▶ **文章原文**
________

《中庸》开宗明义地指出:
天命之谓性;率性之谓道;修道之谓教。道也者,不可须臾离也;可离,非道也。是故君子戒慎乎其所不睹,恐惧乎其所不闻。莫见乎隐,莫显乎微。故君子慎其独也。喜、怒、哀、乐之未发,谓之中。发而皆中节,谓之和。中也者,天下之大本也。和也者,天下之达道也。致中和,天地位焉,万物育焉。
在这一段中,“天命之谓性;率性之谓道;修道之谓教”建立了儒家的天命人性论;“道也者,不可须臾离也;可离,非道也。是故君子戒慎乎其所不睹,恐惧乎其所不闻。莫见乎隐,莫显乎微。故君子慎其独也”进一步阐述“慎独诚之”的修养方法;“喜、怒、哀、乐之未发,谓之中。
发而皆中节,谓之和。中也者,天下之大本也。和也者,天下之达道也。致中和,天地位焉,万物育焉”则是对“中庸”之义在个人道德修养和社会价值评判上作出了规定。因此,“中”与“中和”既显明了儒家贯穿天道人性的本体论哲学,又隐含了从本体出发的功夫进路。
关于“已发未发”的讨论,前人之述备矣,且宋明儒学家对它们的解释差异较大。本文将尽量避免对概念上的存有论进行细枝末节的探讨,而是从侧重于对儒家“中”、“中和”以及“致中和”这一脉络的本体工夫进行思考和阐释,借以说明以“中”为核心构成的静态的本体价值系统和动态的工夫修养进路。
一、“中”以为常,“中”以为用
“喜怒哀乐之未发,谓之中”“中也者,天下之大本也。”可以看出,“中”在《中庸》里,一方面讲的是个人的本体价值意识,另一方面是天下万事万物的本体属性。“中”可以藉由“庸”来进行解释。对于“中庸”的“庸”字,主要存在两种解释。孔颖达《疏》云:“案郑《目录》云:名曰《中庸》者,以其记中和之为用也。庸,用也。”郑玄注《礼记·中庸》“君子中庸”句说:“庸,常也,用中为常道也。”这两种解释都可以作为“中”的脚注。笔者看来,“中”是天理、物道、人性的统一和贯彻,得之于天,形之于物,成之于人。

________

▶ **所附记录**

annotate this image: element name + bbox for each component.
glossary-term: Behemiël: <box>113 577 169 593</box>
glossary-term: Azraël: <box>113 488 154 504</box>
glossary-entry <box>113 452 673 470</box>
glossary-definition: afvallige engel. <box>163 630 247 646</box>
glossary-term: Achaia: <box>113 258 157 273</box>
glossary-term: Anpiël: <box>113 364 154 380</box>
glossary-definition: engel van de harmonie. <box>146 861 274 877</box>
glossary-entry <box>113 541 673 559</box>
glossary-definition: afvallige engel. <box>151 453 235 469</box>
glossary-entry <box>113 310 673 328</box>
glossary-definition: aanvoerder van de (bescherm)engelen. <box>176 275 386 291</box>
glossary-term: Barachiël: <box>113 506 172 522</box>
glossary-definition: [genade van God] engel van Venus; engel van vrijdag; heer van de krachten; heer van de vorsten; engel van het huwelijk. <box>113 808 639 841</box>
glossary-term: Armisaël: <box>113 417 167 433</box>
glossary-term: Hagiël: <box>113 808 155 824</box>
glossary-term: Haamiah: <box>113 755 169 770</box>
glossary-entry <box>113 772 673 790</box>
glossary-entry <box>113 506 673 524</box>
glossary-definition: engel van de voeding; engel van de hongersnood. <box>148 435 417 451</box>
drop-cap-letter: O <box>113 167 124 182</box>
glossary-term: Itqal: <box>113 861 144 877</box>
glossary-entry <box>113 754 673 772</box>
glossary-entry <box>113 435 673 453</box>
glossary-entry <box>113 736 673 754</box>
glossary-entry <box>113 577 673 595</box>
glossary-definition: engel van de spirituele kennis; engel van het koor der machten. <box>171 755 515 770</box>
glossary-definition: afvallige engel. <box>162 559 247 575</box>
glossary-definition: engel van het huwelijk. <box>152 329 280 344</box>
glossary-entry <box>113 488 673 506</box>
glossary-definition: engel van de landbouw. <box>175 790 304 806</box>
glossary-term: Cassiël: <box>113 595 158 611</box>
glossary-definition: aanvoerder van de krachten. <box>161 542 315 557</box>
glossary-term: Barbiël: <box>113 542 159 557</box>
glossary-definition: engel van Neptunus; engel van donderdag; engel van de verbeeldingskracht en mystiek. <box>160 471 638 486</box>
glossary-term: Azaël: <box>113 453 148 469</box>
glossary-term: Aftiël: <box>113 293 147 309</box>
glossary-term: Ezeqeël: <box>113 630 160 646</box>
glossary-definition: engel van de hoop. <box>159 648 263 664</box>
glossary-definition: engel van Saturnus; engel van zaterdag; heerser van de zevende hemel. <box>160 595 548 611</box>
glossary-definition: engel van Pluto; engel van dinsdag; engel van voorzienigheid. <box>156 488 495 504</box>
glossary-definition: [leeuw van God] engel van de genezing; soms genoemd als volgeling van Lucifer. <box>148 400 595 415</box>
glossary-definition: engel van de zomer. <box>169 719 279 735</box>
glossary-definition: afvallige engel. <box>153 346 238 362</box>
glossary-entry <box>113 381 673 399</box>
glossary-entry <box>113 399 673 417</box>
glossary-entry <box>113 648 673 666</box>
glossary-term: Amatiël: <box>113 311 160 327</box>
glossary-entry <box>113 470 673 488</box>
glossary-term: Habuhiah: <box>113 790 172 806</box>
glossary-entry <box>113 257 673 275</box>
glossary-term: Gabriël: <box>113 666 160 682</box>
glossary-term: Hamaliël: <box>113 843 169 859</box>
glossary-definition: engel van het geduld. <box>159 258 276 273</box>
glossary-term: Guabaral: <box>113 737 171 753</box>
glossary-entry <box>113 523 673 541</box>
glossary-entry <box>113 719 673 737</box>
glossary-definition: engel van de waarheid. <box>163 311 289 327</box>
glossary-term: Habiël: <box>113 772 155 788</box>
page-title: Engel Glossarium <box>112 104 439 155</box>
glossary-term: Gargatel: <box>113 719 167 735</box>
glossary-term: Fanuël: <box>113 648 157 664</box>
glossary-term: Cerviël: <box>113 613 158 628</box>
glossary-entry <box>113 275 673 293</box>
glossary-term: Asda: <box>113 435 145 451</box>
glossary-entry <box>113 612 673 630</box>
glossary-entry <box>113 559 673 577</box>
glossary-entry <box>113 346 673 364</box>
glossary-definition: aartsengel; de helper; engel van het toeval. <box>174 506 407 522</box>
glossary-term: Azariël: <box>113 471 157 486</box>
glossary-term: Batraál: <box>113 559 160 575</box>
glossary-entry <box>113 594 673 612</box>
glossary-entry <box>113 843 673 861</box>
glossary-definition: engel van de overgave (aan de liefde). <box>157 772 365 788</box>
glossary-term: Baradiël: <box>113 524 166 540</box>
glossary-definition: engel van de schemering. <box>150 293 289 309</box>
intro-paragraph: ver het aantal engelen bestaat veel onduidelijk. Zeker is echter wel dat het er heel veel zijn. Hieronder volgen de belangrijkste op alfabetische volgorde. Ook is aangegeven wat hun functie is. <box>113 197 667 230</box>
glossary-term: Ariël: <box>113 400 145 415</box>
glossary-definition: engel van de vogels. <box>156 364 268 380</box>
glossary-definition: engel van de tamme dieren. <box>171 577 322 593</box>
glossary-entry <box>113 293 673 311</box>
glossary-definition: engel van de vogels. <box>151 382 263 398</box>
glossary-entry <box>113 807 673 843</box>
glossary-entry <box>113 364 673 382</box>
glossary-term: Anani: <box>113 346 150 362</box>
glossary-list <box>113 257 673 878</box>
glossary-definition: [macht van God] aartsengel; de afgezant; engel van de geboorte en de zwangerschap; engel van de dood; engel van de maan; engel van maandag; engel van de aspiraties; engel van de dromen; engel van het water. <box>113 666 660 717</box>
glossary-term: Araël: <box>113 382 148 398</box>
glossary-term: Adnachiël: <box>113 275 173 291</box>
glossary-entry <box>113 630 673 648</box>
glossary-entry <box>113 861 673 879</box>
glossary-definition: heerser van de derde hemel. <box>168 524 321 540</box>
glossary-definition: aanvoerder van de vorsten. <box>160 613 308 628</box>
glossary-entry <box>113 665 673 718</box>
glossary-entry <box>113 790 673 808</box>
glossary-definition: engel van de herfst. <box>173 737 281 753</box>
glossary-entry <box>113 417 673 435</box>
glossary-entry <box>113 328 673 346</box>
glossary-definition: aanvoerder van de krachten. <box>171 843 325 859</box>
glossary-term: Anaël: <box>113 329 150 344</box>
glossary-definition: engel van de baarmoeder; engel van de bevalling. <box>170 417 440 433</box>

________

▶ **练习任务**
1. 根据这篇论《中庸》的文章,判断下面三项说法是否与文中所述相符,逐项回答“是”或“否”,并原文引用起决定作用的文字:(a)郑玄把“庸”解释为“常”;(b)作者打算对“已发未发”概念上的存有论作细致探讨;(c)《中庸》称“和”为天下之大本。
2. 在这篇论《中庸》的文章中,孔颖达《疏》所引郑《目录》认为此篇名为《中庸》是出于什么原因?
3. 请接着这篇论《中庸》的文章最后一句往下写一段。
这些记录与本练习毫无关系。

▶ **参考答案**
1.
(a)是。“庸,常也,用中为常道也。”
(b)否。“本文将尽量避免对概念上的存有论进行细枝末节的探讨”
(c)否。“中也者,天下之大本也。和也者,天下之达道也。”

2. 因为它“记中和之为用”。

3.
其一,“中”是具有鲜明价值蕲向的本体属性。 在日常生活中,“中庸”常常被误解为不彻底、模棱两可、庸碌无能、俗而不堪,然而拥有这种品行的人,却常常是儒者所不齿的“乡愿”。孔子曰:“乡愿,德之贼也。”一味地打马虎、和稀泥,以达到世人所见的中不溜、两不沾,不是儒者所追求的中庸之道。冯友兰指出,“中”应当理解为一种“恰到好处”,从方面就道德说,“即谓某事必须如此做,做事者方能在道德方面得到最大底完全”;从利害方面说,“即谓某事必须如此做,做事者方能在事业方面得到最大底利益”(见冯友兰《道中庸》)。然而单单恰到好处还不够,须知儒者以何为好,即关涉到价值选择的问题。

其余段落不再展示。